• **Task statement**
Copy every record below exactly as written, but leave out the pictures.
-- Begin --
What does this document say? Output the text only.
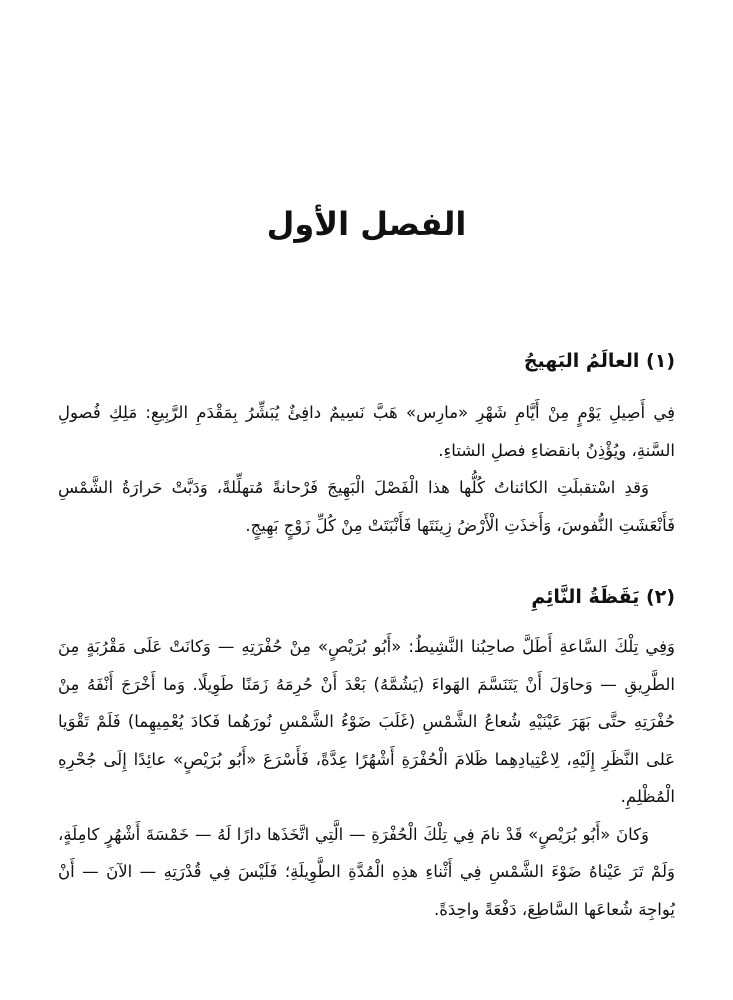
الفصل الأول
(١) العالَمُ البَهيجُ

فِي أَصِيلِ يَوْمٍ مِنْ أَيَّامِ شَهْرِ «مارِس» هَبَّ نَسِيمٌ دافِئٌ يُبَشِّرُ بِمَقْدَمِ الرَّبِيعِ: مَلِكِ فُصولِ السَّنةِ، ويُؤْذِنُ بانقضاءِ فصلِ الشتاءِ.

وَقدِ اسْتقبلَتِ الكائناتُ كُلُّها هذا الْفَصْلَ الْبَهِيجَ فَرْحانةً مُتهلِّلةً، وَدَبَّتْ حَرارَةُ الشَّمْسِ فَأَنْعَشَتِ النُّفوسَ، وَأَخذَتِ الْأَرْضُ زِينَتَها فَأَنْبَتَتْ مِنْ كُلِّ زَوْجٍ بَهِيجٍ.

(٢) يَقَظَةُ النَّائِمِ

وَفِي تِلْكَ السَّاعةِ أَطَلَّ صاحِبُنا النَّشِيطُ: «أَبُو بُرَيْصٍ» مِنْ حُفْرَتِهِ — وَكانَتْ عَلَى مَقْرُبَةٍ مِنَ الطَّرِيقِ — وَحاوَلَ أَنْ يَتَنَسَّمَ الهَواءَ (يَشُمَّهُ) بَعْدَ أَنْ حُرِمَهُ زَمَنًا طَوِيلًا. وَما أَخْرَجَ أَنْفَهُ مِنْ حُفْرَتِهِ حتَّى بَهَرَ عَيْنَيْهِ شُعاعُ الشَّمْسِ (غَلَبَ ضَوْءُ الشَّمْسِ نُورَهُما فَكادَ يُعْمِيهِما) فَلَمْ تَقْوَيا عَلى النَّظَرِ إِلَيْهِ، لِاعْتِيادِهِما ظَلامَ الْحُفْرَةِ أَشْهُرًا عِدَّةً، فَأَسْرَعَ «أَبُو بُرَيْصٍ» عائِدًا إِلَى جُحْرِهِ الْمُظْلِمِ.

وَكانَ «أَبُو بُرَيْصٍ» قَدْ نامَ فِي تِلْكَ الْحُفْرَةِ — الَّتِي اتَّخَذَها دارًا لَهُ — خَمْسَةَ أَشْهُرٍ كامِلَةٍ، وَلَمْ تَرَ عَيْناهُ ضَوْءَ الشَّمْسِ فِي أَثْناءِ هذِهِ الْمُدَّةِ الطَّوِيلَةِ؛ فَلَيْسَ فِي قُدْرَتِهِ — الآنَ — أَنْ يُواجِهَ شُعاعَها السَّاطِعَ، دَفْعَةً واحِدَةً.
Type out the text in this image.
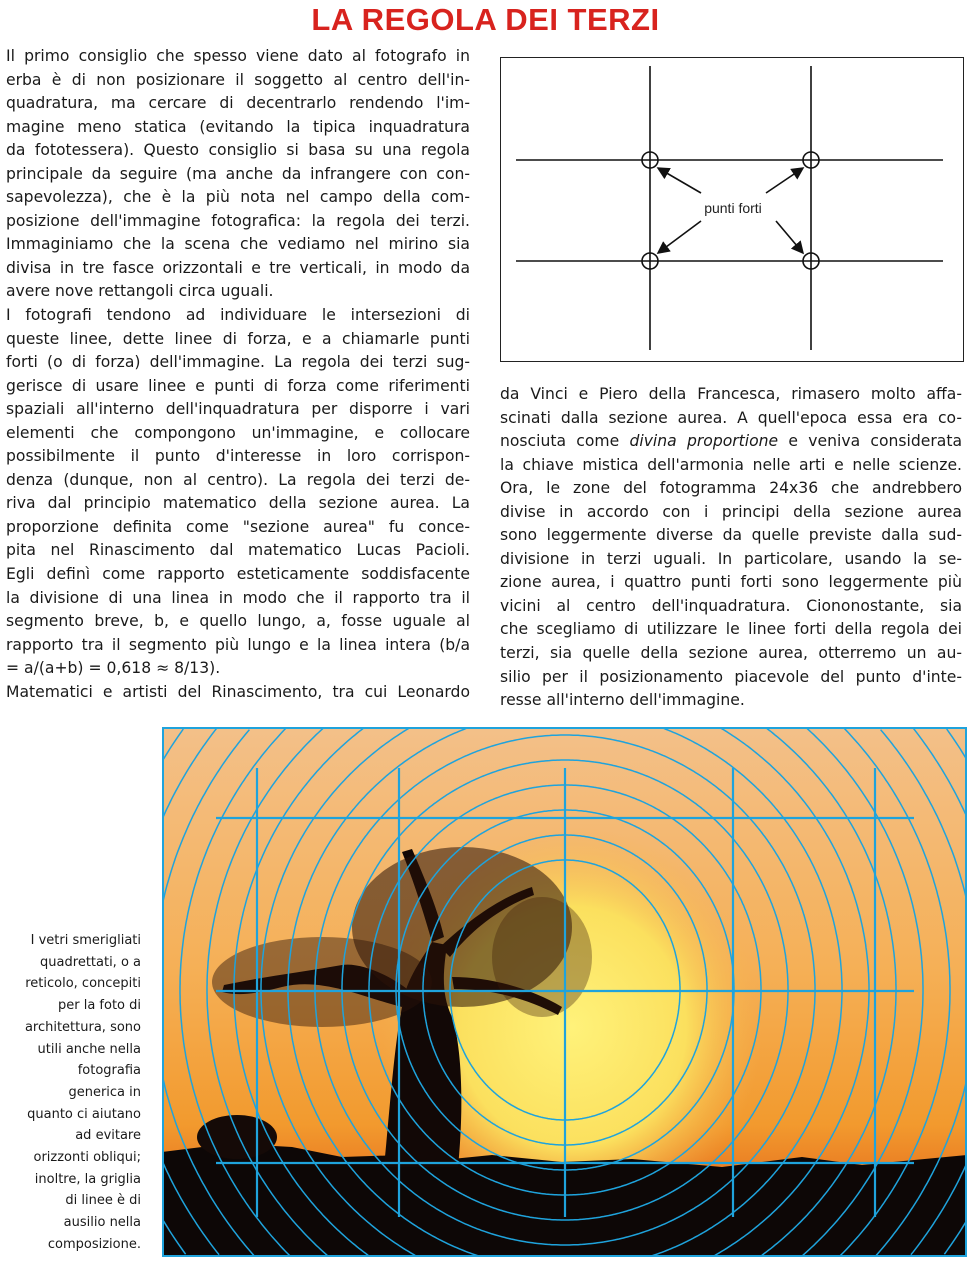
LA REGOLA DEI TERZI
Il primo consiglio che spesso viene dato al fotografo in
erba è di non posizionare il soggetto al centro dell'in-
quadratura, ma cercare di decentrarlo rendendo l'im-
magine meno statica (evitando la tipica inquadratura
da fototessera). Questo consiglio si basa su una regola
principale da seguire (ma anche da infrangere con con-
sapevolezza), che è la più nota nel campo della com-
posizione dell'immagine fotografica: la regola dei terzi.
Immaginiamo che la scena che vediamo nel mirino sia
divisa in tre fasce orizzontali e tre verticali, in modo da
avere nove rettangoli circa uguali.
I fotografi tendono ad individuare le intersezioni di
queste linee, dette linee di forza, e a chiamarle punti
forti (o di forza) dell'immagine. La regola dei terzi sug-
gerisce di usare linee e punti di forza come riferimenti
spaziali all'interno dell'inquadratura per disporre i vari
elementi che compongono un'immagine, e collocare
possibilmente il punto d'interesse in loro corrispon-
denza (dunque, non al centro). La regola dei terzi de-
riva dal principio matematico della sezione aurea. La
proporzione definita come "sezione aurea" fu conce-
pita nel Rinascimento dal matematico Lucas Pacioli.
Egli definì come rapporto esteticamente soddisfacente
la divisione di una linea in modo che il rapporto tra il
segmento breve, b, e quello lungo, a, fosse uguale al
rapporto tra il segmento più lungo e la linea intera (b/a
= a/(a+b) = 0,618 ≈ 8/13).
Matematici e artisti del Rinascimento, tra cui Leonardo
da Vinci e Piero della Francesca, rimasero molto affa-
scinati dalla sezione aurea. A quell'epoca essa era co-
nosciuta come divina proportione e veniva considerata
la chiave mistica dell'armonia nelle arti e nelle scienze.
Ora, le zone del fotogramma 24x36 che andrebbero
divise in accordo con i principi della sezione aurea
sono leggermente diverse da quelle previste dalla sud-
divisione in terzi uguali. In particolare, usando la se-
zione aurea, i quattro punti forti sono leggermente più
vicini al centro dell'inquadratura. Ciononostante, sia
che scegliamo di utilizzare le linee forti della regola dei
terzi, sia quelle della sezione aurea, otterremo un au-
silio per il posizionamento piacevole del punto d'inte-
resse all'interno dell'immagine.
punti forti
I vetri smerigliati
quadrettati, o a
reticolo, concepiti
per la foto di
architettura, sono
utili anche nella
fotografia
generica in
quanto ci aiutano
ad evitare
orizzonti obliqui;
inoltre, la griglia
di linee è di
ausilio nella
composizione.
-- End --
• **Task result**
What does this document say? Output the text only.
الفصل الأول
(١) العالَمُ البَهيجُ

فِي أَصِيلِ يَوْمٍ مِنْ أَيَّامِ شَهْرِ «مارِس» هَبَّ نَسِيمٌ دافِئٌ يُبَشِّرُ بِمَقْدَمِ الرَّبِيعِ: مَلِكِ فُصولِ السَّنةِ، ويُؤْذِنُ بانقضاءِ فصلِ الشتاءِ.

وَقدِ اسْتقبلَتِ الكائناتُ كُلُّها هذا الْفَصْلَ الْبَهِيجَ فَرْحانةً مُتهلِّلةً، وَدَبَّتْ حَرارَةُ الشَّمْسِ فَأَنْعَشَتِ النُّفوسَ، وَأَخذَتِ الْأَرْضُ زِينَتَها فَأَنْبَتَتْ مِنْ كُلِّ زَوْجٍ بَهِيجٍ.

(٢) يَقَظَةُ النَّائِمِ

وَفِي تِلْكَ السَّاعةِ أَطَلَّ صاحِبُنا النَّشِيطُ: «أَبُو بُرَيْصٍ» مِنْ حُفْرَتِهِ — وَكانَتْ عَلَى مَقْرُبَةٍ مِنَ الطَّرِيقِ — وَحاوَلَ أَنْ يَتَنَسَّمَ الهَواءَ (يَشُمَّهُ) بَعْدَ أَنْ حُرِمَهُ زَمَنًا طَوِيلًا. وَما أَخْرَجَ أَنْفَهُ مِنْ حُفْرَتِهِ حتَّى بَهَرَ عَيْنَيْهِ شُعاعُ الشَّمْسِ (غَلَبَ ضَوْءُ الشَّمْسِ نُورَهُما فَكادَ يُعْمِيهِما) فَلَمْ تَقْوَيا عَلى النَّظَرِ إِلَيْهِ، لِاعْتِيادِهِما ظَلامَ الْحُفْرَةِ أَشْهُرًا عِدَّةً، فَأَسْرَعَ «أَبُو بُرَيْصٍ» عائِدًا إِلَى جُحْرِهِ الْمُظْلِمِ.

وَكانَ «أَبُو بُرَيْصٍ» قَدْ نامَ فِي تِلْكَ الْحُفْرَةِ — الَّتِي اتَّخَذَها دارًا لَهُ — خَمْسَةَ أَشْهُرٍ كامِلَةٍ، وَلَمْ تَرَ عَيْناهُ ضَوْءَ الشَّمْسِ فِي أَثْناءِ هذِهِ الْمُدَّةِ الطَّوِيلَةِ؛ فَلَيْسَ فِي قُدْرَتِهِ — الآنَ — أَنْ يُواجِهَ شُعاعَها السَّاطِعَ، دَفْعَةً واحِدَةً.
Type out the text in this image.
LA REGOLA DEI TERZI
Il primo consiglio che spesso viene dato al fotografo in
erba è di non posizionare il soggetto al centro dell'in-
quadratura, ma cercare di decentrarlo rendendo l'im-
magine meno statica (evitando la tipica inquadratura
da fototessera). Questo consiglio si basa su una regola
principale da seguire (ma anche da infrangere con con-
sapevolezza), che è la più nota nel campo della com-
posizione dell'immagine fotografica: la regola dei terzi.
Immaginiamo che la scena che vediamo nel mirino sia
divisa in tre fasce orizzontali e tre verticali, in modo da
avere nove rettangoli circa uguali.
I fotografi tendono ad individuare le intersezioni di
queste linee, dette linee di forza, e a chiamarle punti
forti (o di forza) dell'immagine. La regola dei terzi sug-
gerisce di usare linee e punti di forza come riferimenti
spaziali all'interno dell'inquadratura per disporre i vari
elementi che compongono un'immagine, e collocare
possibilmente il punto d'interesse in loro corrispon-
denza (dunque, non al centro). La regola dei terzi de-
riva dal principio matematico della sezione aurea. La
proporzione definita come "sezione aurea" fu conce-
pita nel Rinascimento dal matematico Lucas Pacioli.
Egli definì come rapporto esteticamente soddisfacente
la divisione di una linea in modo che il rapporto tra il
segmento breve, b, e quello lungo, a, fosse uguale al
rapporto tra il segmento più lungo e la linea intera (b/a
= a/(a+b) = 0,618 ≈ 8/13).
Matematici e artisti del Rinascimento, tra cui Leonardo
da Vinci e Piero della Francesca, rimasero molto affa-
scinati dalla sezione aurea. A quell'epoca essa era co-
nosciuta come divina proportione e veniva considerata
la chiave mistica dell'armonia nelle arti e nelle scienze.
Ora, le zone del fotogramma 24x36 che andrebbero
divise in accordo con i principi della sezione aurea
sono leggermente diverse da quelle previste dalla sud-
divisione in terzi uguali. In particolare, usando la se-
zione aurea, i quattro punti forti sono leggermente più
vicini al centro dell'inquadratura. Ciononostante, sia
che scegliamo di utilizzare le linee forti della regola dei
terzi, sia quelle della sezione aurea, otterremo un au-
silio per il posizionamento piacevole del punto d'inte-
resse all'interno dell'immagine.
punti forti
I vetri smerigliati
quadrettati, o a
reticolo, concepiti
per la foto di
architettura, sono
utili anche nella
fotografia
generica in
quanto ci aiutano
ad evitare
orizzonti obliqui;
inoltre, la griglia
di linee è di
ausilio nella
composizione.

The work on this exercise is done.